Text to read:
In accordance with its 'Bank Rating Criteria,' Fitch has equalized Schwab's long-term senior unsecured debt rating with its Long-Term IDR, which is also equalized with its VR. Fitch takes this approach when it observes or expects the sum of holding company senior debt and group junior debt (QJD) to clearly and sustainably exceed 10% of the group's risk-weighted assets (RWA). As of 4Q24, Fitch estimates Schwab's holding company senior debt and group QJD to be over 20% of RWA. Schwab's 'F1' Commercial Paper (CP) rating is equalized with the Short-term IDR.

Preferred stock issued by Schwab is notched down from the holding company rating in accordance with Fitch's assessment of the instrument's nonperformance and relative loss severity risk profiles. Schwab's preferred stock issuances are four notches below the VR, encompassing two notches for nonperformance and two notches for loss-absorbing capacity.

Schwab's Short-Term IDR of 'F1' reflects strong intrinsic capacity for timely payment of short-term financial commitments. While Schwab's VR of 'a' corresponds with an 'F1+' or 'F1' Short-Term IDR under Fitch's global bank rating criteria, the 'F1' short-term rating is assigned because Schwab's funding and liquidity score of 'a' is below the 'aa-' minimum required for an 'F1+' rating.

Schwab has a Government Support Rating (GSR) of 'ns' (No Support). In Fitch's view, the probability of government support is unlikely, and the IDRs and VRs do not incorporate any support.

OTHER DEBT AND ISSUER RATINGS: RATING SENSITIVITIES

The senior unsecured debt rating is directly linked to Schwab's VR and Long-Term IDR and would be expected to move in tandem with it. Additionally, if Fitch were to observe or expect the sum of holding company senior debt and group junior debt (QJD) to clearly and sustainably trend below 10% of RWA for the group, the firm's Long-Term IDR and long-term senior unsecured rating could be downgraded. Schwab's CP rating is sensitive to changes in its Short-Term IDR.

The preferred stock ratings are directly linked to Schwab's VR and would be expected to move in tandem with any changes in Schwab's credit profile.

Schwab's GSR would be sensitive to any change in Fitch's view of U.S. sovereign support, which Fitch views as unlikely.

Stored records:

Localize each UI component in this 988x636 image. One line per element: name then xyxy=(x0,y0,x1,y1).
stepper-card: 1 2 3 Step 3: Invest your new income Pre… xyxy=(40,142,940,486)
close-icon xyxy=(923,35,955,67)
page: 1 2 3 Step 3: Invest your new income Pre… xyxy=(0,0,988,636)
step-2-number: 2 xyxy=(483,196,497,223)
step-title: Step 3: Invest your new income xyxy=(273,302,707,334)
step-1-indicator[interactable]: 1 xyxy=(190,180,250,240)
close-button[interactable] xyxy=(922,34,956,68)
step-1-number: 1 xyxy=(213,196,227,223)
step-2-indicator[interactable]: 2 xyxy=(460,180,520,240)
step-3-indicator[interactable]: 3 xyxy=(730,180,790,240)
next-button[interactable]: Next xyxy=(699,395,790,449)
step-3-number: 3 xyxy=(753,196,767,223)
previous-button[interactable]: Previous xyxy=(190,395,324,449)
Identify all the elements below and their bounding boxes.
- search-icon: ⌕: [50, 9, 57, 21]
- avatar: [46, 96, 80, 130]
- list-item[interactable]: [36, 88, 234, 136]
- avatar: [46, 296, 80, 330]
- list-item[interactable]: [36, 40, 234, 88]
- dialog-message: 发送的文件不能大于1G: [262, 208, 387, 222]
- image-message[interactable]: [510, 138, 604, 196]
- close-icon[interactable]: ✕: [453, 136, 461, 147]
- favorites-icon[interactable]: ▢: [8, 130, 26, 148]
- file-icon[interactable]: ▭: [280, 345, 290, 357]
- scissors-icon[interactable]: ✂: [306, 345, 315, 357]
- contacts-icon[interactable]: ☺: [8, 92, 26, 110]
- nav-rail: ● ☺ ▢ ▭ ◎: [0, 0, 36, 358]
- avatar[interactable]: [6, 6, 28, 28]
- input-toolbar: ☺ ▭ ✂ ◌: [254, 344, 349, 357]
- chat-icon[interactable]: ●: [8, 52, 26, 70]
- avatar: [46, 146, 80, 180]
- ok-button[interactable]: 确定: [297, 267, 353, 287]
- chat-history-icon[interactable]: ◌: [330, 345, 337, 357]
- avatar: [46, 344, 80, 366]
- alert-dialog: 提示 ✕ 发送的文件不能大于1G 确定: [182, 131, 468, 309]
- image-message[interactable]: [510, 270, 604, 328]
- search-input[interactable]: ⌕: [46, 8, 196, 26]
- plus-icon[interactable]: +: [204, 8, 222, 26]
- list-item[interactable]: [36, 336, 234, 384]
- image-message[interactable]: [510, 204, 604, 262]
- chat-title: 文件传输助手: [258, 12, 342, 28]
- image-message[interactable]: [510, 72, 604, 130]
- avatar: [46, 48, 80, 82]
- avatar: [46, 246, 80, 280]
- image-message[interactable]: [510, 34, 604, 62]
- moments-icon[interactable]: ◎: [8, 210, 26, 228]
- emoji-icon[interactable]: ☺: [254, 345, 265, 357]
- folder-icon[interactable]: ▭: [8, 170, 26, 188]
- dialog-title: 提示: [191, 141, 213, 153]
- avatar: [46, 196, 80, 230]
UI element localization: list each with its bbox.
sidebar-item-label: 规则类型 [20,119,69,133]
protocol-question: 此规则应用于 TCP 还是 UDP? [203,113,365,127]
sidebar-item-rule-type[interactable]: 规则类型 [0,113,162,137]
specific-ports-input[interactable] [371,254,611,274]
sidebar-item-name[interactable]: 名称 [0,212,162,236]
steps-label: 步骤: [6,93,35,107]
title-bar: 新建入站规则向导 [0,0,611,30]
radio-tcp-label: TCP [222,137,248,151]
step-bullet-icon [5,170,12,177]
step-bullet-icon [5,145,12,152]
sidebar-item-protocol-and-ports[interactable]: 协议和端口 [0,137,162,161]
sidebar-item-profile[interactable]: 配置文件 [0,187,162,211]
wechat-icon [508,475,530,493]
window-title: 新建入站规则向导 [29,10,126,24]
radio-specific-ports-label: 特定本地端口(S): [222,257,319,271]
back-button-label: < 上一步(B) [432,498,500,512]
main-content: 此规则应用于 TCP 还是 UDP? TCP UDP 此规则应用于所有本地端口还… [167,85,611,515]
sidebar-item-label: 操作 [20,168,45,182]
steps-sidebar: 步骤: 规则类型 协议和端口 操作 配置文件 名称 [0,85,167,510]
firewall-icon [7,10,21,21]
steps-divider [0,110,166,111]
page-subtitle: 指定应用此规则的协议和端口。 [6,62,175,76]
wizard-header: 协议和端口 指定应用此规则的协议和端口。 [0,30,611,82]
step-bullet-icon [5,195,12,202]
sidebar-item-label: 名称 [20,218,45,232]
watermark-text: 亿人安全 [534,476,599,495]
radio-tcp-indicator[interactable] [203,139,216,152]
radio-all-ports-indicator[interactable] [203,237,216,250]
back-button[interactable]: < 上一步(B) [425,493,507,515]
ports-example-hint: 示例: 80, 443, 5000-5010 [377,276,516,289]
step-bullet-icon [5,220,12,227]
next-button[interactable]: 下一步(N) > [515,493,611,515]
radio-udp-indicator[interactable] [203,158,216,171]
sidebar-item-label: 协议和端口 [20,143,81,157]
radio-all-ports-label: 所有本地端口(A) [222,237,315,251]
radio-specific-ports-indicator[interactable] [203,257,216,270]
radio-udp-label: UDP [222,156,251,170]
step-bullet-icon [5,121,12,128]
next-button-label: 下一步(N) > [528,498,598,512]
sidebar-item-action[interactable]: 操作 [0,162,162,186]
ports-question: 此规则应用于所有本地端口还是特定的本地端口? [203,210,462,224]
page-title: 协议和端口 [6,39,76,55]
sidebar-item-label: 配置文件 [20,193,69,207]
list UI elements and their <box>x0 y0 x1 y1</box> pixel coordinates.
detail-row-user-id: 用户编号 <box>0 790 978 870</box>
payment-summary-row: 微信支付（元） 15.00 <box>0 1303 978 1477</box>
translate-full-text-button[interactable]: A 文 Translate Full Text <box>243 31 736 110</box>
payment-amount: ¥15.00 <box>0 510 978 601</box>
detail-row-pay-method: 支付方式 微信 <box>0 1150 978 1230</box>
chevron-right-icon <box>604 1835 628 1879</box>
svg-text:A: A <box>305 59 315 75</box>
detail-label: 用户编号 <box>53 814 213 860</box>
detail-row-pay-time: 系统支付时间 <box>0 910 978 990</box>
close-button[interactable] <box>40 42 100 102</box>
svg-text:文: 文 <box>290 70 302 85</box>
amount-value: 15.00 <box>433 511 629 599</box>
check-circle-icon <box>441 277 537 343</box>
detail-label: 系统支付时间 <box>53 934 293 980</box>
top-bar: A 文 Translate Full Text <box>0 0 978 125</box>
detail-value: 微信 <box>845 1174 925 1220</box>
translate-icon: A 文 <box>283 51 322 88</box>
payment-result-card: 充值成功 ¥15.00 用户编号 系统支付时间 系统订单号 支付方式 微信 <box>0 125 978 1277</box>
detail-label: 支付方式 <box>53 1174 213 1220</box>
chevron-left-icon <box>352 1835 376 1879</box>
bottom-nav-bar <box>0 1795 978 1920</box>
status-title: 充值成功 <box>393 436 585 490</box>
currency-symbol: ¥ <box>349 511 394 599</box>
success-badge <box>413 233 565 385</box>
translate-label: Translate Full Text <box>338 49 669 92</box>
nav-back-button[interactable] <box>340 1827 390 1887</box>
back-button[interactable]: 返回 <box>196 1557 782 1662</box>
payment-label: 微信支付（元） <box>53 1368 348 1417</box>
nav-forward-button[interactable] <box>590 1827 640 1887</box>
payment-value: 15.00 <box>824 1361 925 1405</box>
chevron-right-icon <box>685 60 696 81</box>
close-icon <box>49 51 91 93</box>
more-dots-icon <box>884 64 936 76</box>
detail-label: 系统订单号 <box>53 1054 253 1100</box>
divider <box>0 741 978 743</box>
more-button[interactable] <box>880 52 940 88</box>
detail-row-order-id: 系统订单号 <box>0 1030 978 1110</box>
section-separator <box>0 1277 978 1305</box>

Given instruction 1: Repeat the passage on Schwab's Fitch ratings word for word, starting at "In accordance with its" and ending at "the Short-term IDR.".
Given instruction 2: Carry on writing the passage on Schwab's Fitch ratings from the point where it stops.

Final answer 1:
In accordance with its 'Bank Rating Criteria,' Fitch has equalized Schwab's long-term senior unsecured debt rating with its Long-Term IDR, which is also equalized with its VR. Fitch takes this approach when it observes or expects the sum of holding company senior debt and group junior debt (QJD) to clearly and sustainably exceed 10% of the group's risk-weighted assets (RWA). As of 4Q24, Fitch estimates Schwab's holding company senior debt and group QJD to be over 20% of RWA. Schwab's 'F1' Commercial Paper (CP) rating is equalized with the Short-term IDR.

Final answer 2:
VR ADJUSTMENTS

The Asset Quality score of 'a' has been assigned below the 'aa' category implied score due to the following adjustment reasons: non-loan exposures (negative), historical and future metrics (negative), and Concentrations (negative).

The Earnings and Profitability score of 'a' has been assigned below the 'aa' category implied score due to the following adjustment reason: Revenue diversification (negative) and risk-weight calculation (negative).

The Capitalization and Leverage score of 'a-' has been assigned below the 'aa' category implied score due to the following adjustment reason: Leverage and risk-weight calculation (negative).

The Funding and Liquidity score of 'a' has been assigned below the 'aa' category implied score due to the following adjustment reasons: Nondeposit funding (negative) and deposit structure (negative).

REFERENCES FOR SUBSTANTIALLY MATERIAL SOURCE CITED AS KEY DRIVER OF RATING

The principal sources of information used in the analysis are described in the Applicable Criteria.

ESG Considerations

The highest level of ESG credit relevance is a score of '3', unless otherwise disclosed in this section. A score of '3' means ESG issues are credit-neutral or have only a minimal credit impact on the entity, either due to their nature or the way in which they are being managed by the entity. Fitch's ESG Relevance Scores are not inputs in the rating process; they are an observation on the relevance and materiality of ESG factors in the rating decision. For more information on Fitch's ESG Relevance Scores, visithttps://www.fitchratings.com/topics/esg/products#esg-relevance-scores.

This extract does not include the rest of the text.